START

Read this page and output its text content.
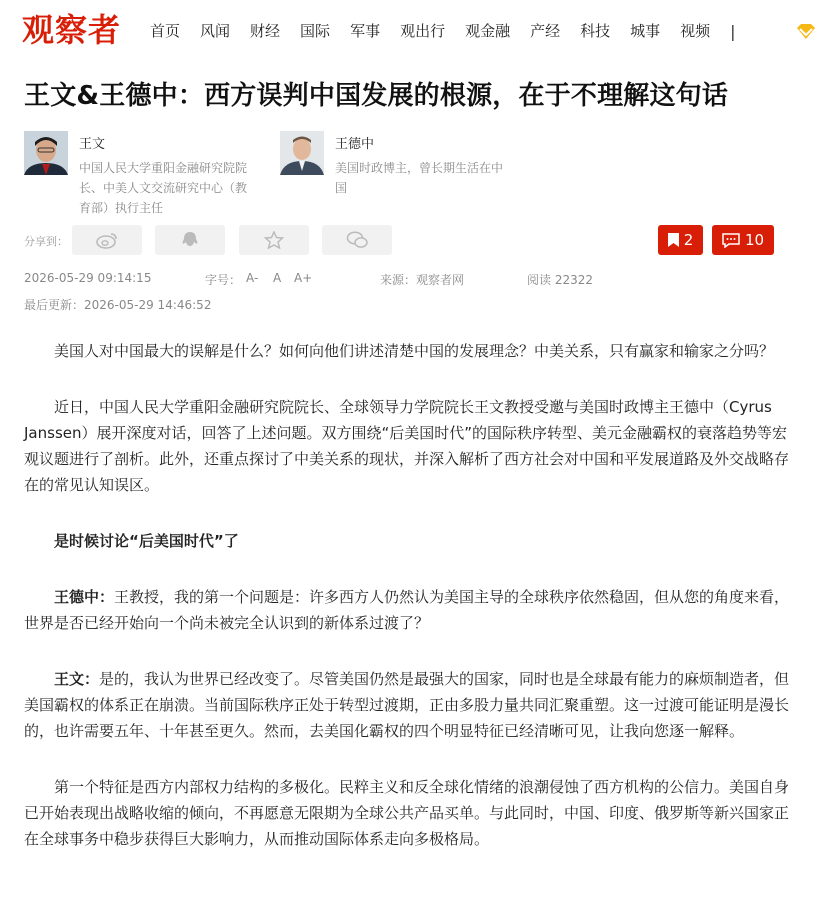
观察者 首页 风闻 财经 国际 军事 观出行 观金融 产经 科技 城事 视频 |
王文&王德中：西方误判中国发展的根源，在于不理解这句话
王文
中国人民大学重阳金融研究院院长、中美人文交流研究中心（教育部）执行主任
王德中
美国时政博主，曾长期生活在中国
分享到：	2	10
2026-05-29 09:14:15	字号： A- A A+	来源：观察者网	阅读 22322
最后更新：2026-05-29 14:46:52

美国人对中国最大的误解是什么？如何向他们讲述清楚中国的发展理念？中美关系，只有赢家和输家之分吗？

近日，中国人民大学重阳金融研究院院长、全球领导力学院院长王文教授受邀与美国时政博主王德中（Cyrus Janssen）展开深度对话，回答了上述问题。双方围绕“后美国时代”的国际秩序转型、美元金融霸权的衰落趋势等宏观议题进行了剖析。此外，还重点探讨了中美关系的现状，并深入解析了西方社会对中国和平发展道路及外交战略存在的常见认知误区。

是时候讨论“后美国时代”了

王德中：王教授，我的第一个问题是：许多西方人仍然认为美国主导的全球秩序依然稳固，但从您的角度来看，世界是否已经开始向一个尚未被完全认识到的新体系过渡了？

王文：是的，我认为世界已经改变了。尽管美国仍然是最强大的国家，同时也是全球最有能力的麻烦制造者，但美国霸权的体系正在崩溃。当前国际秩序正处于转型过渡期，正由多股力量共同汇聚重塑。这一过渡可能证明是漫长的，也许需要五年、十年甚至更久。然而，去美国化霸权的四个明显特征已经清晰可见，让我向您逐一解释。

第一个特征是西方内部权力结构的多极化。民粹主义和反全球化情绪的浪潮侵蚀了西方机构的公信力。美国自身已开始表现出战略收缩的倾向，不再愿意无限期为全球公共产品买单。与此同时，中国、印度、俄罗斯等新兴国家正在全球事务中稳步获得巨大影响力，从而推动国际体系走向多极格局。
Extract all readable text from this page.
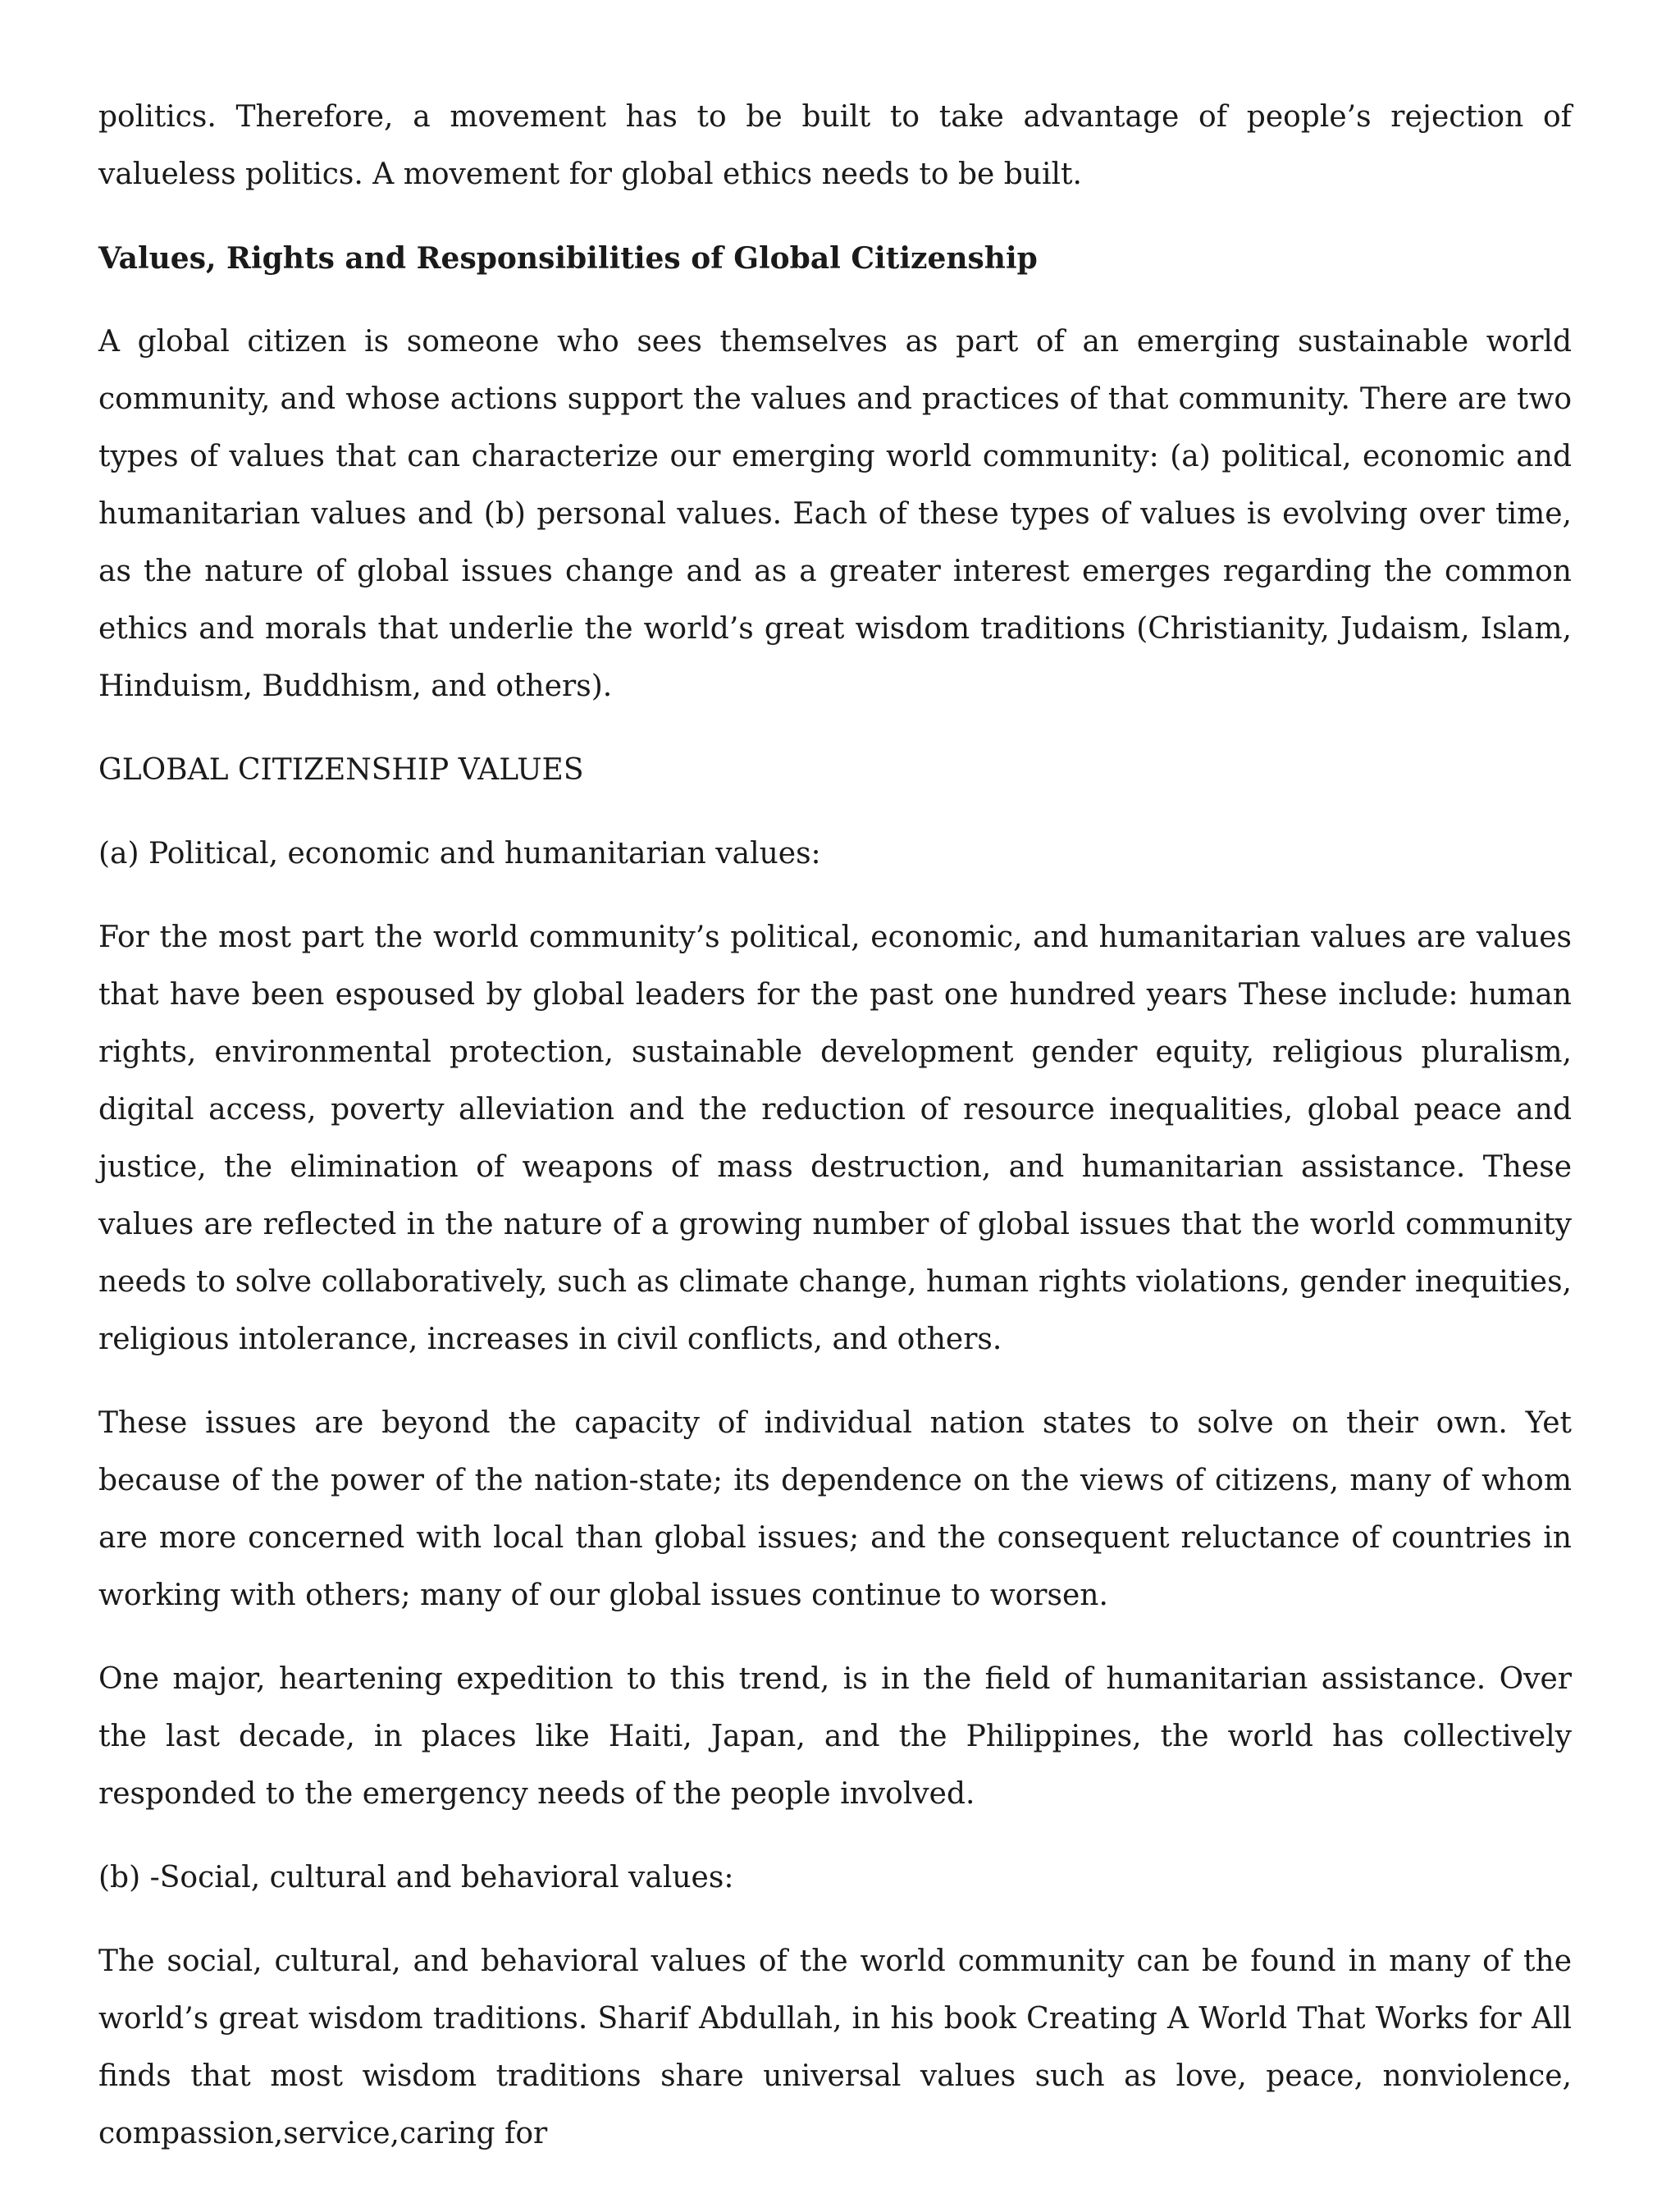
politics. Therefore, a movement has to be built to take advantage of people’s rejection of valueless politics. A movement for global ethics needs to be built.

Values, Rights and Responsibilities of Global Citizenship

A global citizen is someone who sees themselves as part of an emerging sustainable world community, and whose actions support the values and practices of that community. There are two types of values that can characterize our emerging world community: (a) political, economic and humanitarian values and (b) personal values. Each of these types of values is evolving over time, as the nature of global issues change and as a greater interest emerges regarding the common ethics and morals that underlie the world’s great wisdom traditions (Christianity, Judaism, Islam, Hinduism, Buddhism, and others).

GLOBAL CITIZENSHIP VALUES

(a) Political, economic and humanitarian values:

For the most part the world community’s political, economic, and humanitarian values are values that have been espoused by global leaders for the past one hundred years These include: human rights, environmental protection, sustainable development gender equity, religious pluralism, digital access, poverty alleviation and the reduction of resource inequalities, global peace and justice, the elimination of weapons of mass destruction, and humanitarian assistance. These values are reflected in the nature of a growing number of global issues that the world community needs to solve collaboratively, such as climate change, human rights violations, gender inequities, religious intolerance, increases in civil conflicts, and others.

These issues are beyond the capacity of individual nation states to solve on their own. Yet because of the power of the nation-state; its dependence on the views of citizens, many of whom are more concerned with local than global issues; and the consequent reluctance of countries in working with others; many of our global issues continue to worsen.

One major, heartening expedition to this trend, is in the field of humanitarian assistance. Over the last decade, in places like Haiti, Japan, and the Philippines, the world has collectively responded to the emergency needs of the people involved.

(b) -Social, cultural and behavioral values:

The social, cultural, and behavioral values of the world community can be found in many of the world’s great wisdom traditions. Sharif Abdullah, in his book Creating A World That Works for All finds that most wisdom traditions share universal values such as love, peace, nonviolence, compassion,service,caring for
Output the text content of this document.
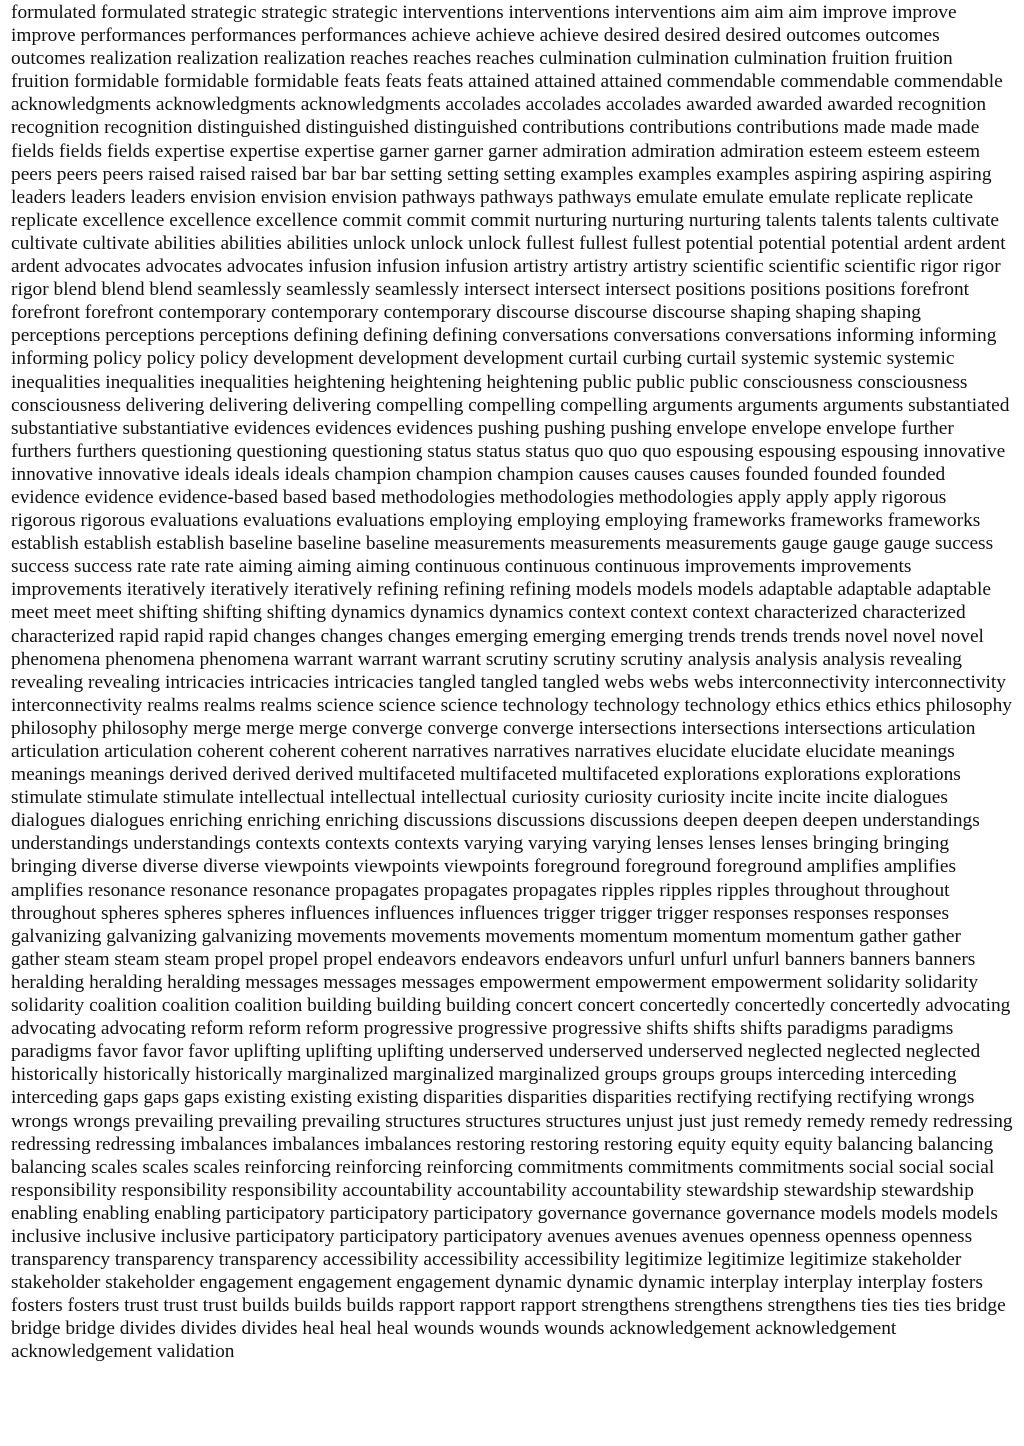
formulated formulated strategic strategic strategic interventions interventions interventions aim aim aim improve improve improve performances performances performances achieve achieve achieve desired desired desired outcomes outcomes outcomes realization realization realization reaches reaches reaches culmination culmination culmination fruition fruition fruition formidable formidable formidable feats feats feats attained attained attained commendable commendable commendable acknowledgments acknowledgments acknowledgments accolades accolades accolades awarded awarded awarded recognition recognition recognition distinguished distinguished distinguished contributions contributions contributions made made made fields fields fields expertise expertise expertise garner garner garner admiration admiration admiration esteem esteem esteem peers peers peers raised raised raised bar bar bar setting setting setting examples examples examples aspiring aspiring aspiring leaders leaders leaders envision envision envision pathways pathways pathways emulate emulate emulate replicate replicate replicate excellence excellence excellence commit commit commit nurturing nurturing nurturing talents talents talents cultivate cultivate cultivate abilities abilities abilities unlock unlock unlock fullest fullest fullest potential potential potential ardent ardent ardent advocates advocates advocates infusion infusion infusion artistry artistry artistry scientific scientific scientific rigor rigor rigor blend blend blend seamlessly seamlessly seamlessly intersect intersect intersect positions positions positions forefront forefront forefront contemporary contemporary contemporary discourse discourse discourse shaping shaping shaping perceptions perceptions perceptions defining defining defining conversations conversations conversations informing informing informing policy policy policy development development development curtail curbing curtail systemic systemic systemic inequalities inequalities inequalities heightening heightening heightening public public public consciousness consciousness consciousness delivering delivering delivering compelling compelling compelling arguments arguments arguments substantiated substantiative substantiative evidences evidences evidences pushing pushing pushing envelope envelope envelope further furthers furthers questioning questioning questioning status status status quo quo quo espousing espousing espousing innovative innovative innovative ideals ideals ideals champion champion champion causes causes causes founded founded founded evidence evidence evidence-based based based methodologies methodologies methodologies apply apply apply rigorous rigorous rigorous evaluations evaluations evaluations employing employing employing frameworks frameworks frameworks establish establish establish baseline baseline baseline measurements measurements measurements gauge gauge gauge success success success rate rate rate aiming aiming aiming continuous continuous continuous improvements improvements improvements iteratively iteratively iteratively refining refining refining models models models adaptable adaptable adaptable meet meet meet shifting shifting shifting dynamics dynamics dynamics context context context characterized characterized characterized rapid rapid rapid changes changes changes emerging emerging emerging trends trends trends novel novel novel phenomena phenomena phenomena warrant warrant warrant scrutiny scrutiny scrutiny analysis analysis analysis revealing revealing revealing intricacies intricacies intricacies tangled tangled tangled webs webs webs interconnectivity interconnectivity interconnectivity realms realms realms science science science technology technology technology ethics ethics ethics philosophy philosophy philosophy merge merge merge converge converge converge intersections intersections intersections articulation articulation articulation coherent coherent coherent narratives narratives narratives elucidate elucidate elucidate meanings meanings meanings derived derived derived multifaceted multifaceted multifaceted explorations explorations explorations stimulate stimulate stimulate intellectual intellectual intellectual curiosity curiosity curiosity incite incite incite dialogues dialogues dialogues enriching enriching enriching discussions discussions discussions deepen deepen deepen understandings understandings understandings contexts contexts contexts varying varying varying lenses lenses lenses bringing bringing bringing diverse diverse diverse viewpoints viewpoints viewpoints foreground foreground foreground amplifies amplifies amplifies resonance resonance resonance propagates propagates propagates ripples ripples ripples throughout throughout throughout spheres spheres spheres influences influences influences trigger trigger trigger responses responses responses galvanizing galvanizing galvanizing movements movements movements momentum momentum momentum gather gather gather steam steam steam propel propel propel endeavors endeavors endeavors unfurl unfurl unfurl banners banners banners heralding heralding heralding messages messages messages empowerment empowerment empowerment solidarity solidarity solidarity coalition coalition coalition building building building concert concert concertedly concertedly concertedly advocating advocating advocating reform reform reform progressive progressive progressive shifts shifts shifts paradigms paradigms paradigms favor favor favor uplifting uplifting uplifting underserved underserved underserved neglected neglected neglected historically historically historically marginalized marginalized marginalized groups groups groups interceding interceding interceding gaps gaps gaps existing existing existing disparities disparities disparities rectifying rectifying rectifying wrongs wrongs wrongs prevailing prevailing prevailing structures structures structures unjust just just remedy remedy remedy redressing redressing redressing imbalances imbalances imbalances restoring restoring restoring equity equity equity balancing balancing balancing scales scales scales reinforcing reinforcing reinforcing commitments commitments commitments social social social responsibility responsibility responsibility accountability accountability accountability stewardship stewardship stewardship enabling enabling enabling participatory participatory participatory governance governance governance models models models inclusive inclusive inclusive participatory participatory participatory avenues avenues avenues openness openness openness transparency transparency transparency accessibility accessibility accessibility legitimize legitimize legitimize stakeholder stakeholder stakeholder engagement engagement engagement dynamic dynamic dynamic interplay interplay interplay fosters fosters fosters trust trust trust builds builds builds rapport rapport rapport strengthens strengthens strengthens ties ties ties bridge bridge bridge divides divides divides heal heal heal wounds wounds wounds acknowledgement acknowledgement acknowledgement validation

END

**TO BE DONE:** Within the data above, pick out all lines holding the word "many".

**SOLUTION FOR THIS TASK:**
These issues are beyond the capacity of individual nation states to solve on their own. Yet because of the power of the nation-state; its dependence on the views of citizens, many of whom are more concerned with local than global issues; and the consequent reluctance of countries in working with others; many of our global issues continue to worsen.
The social, cultural, and behavioral values of the world community can be found in many of the world’s great wisdom traditions. Sharif Abdullah, in his book Creating A World That Works for All finds that most wisdom traditions share universal values such as love, peace, nonviolence, compassion,service,caring for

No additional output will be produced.